Copy out the lines of the records word for word, starting at the very first line and ending at the line that contains "browser-tab[interactable]: ◎ Ẩn".

····················

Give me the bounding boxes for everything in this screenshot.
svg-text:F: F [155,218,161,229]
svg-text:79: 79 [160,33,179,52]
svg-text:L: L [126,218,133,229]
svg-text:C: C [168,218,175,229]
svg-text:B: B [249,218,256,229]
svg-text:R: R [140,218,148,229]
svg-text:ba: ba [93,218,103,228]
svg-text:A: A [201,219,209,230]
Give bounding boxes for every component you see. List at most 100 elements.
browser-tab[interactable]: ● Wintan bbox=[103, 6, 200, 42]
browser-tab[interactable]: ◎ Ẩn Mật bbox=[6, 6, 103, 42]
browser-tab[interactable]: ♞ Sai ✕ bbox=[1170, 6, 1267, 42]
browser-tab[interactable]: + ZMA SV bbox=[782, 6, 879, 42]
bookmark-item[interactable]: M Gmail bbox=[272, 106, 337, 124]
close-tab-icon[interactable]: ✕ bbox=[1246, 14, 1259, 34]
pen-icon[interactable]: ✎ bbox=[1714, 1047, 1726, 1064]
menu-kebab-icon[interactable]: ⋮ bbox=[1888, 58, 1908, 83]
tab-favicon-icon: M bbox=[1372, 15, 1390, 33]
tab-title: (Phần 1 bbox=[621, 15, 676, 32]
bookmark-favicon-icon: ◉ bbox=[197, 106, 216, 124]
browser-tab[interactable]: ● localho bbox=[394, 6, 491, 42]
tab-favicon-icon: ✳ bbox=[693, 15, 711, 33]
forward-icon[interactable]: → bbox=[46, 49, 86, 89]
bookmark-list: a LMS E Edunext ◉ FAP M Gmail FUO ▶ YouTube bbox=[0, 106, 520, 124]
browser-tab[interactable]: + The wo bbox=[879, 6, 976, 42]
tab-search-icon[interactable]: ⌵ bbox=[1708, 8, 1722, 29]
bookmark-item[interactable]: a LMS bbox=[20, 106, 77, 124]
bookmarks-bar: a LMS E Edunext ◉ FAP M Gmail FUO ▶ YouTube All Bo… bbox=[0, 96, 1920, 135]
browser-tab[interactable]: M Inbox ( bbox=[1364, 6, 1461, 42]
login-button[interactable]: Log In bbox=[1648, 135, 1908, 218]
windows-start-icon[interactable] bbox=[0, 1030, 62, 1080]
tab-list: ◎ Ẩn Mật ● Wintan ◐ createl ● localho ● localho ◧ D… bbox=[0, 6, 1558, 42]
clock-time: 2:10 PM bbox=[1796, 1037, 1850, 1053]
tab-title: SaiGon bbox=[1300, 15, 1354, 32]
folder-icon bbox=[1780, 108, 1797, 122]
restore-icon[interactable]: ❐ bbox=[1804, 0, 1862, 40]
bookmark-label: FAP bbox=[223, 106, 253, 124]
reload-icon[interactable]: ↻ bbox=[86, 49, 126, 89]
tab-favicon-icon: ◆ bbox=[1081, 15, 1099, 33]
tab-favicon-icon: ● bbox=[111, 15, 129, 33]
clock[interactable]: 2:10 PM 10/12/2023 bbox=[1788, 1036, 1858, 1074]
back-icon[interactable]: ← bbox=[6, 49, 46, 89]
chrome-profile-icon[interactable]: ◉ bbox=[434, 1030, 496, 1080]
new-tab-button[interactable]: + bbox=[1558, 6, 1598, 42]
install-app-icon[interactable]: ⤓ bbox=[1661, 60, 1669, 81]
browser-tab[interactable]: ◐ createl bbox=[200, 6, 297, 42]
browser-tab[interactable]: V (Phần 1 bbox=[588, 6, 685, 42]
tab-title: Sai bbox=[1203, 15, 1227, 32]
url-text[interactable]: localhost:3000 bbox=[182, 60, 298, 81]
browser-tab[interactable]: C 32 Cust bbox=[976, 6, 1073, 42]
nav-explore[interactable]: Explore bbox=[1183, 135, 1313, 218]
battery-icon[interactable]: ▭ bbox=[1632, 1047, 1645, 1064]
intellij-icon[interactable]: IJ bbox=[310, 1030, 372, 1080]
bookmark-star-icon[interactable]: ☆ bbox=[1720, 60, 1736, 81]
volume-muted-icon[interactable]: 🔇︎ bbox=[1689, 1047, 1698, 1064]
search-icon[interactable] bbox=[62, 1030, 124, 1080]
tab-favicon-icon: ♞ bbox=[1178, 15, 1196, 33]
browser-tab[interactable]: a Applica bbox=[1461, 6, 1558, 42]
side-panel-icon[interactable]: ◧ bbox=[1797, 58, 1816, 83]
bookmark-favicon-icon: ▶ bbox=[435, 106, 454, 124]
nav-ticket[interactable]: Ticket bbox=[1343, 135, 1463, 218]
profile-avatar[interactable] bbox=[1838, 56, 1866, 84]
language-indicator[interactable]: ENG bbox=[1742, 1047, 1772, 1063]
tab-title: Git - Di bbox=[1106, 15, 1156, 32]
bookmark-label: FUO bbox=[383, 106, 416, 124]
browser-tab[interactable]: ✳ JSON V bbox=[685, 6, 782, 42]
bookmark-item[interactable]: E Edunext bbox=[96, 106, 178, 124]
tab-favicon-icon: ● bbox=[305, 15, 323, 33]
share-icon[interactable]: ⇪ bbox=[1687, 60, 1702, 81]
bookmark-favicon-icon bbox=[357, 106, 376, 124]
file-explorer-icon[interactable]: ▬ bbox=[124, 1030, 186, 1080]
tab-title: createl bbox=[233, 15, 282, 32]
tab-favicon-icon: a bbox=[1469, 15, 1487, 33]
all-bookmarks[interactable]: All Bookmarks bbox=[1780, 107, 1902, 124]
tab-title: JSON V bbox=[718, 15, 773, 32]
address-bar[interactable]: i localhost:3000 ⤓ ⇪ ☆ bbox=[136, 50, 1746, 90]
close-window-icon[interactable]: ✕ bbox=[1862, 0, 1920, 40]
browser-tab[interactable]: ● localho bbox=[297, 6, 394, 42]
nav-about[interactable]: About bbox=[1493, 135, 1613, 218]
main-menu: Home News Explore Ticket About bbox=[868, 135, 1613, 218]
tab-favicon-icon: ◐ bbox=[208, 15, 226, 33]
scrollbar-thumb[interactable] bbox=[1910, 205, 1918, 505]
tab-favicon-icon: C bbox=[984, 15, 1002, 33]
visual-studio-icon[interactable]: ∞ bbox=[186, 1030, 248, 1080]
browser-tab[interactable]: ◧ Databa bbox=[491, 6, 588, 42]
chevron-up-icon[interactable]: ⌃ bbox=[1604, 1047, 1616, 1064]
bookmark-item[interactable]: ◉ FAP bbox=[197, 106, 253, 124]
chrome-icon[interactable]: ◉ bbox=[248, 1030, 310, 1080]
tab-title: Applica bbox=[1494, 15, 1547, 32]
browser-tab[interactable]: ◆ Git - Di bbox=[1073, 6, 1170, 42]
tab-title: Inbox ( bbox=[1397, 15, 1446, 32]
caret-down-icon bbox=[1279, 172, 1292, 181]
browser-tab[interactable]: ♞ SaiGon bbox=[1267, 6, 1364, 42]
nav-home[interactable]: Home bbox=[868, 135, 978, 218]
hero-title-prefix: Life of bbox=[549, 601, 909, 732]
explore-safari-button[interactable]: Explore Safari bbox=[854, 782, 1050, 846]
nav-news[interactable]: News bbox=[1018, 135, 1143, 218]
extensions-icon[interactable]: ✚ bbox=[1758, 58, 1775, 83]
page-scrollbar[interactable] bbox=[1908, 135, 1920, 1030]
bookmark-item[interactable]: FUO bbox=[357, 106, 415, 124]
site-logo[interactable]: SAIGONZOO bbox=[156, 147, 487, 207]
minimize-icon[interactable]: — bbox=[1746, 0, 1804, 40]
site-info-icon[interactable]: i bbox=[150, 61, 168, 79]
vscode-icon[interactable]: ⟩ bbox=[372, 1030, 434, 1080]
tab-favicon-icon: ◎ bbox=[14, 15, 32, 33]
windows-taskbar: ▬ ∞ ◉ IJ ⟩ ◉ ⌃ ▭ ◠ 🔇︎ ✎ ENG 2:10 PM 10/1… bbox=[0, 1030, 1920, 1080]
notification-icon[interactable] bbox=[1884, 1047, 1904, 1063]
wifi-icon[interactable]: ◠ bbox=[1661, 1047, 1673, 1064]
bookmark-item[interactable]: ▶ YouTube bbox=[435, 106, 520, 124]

····················

**EXERCISE RESPONSE:**
Give me the bounding boxes for everything in this screenshot.
svg-text:F: F [155,218,161,229]
svg-text:79: 79 [160,33,179,52]
svg-text:L: L [126,218,133,229]
svg-text:C: C [168,218,175,229]
svg-text:B: B [249,218,256,229]
svg-text:R: R [140,218,148,229]
svg-text:ba: ba [93,218,103,228]
svg-text:A: A [201,219,209,230]
Give bounding boxes for every component you see. List at most 100 elements.
browser-tab[interactable]: ● Wintan bbox=[103, 6, 200, 42]
browser-tab[interactable]: ◎ Ẩn Mật bbox=[6, 6, 103, 42]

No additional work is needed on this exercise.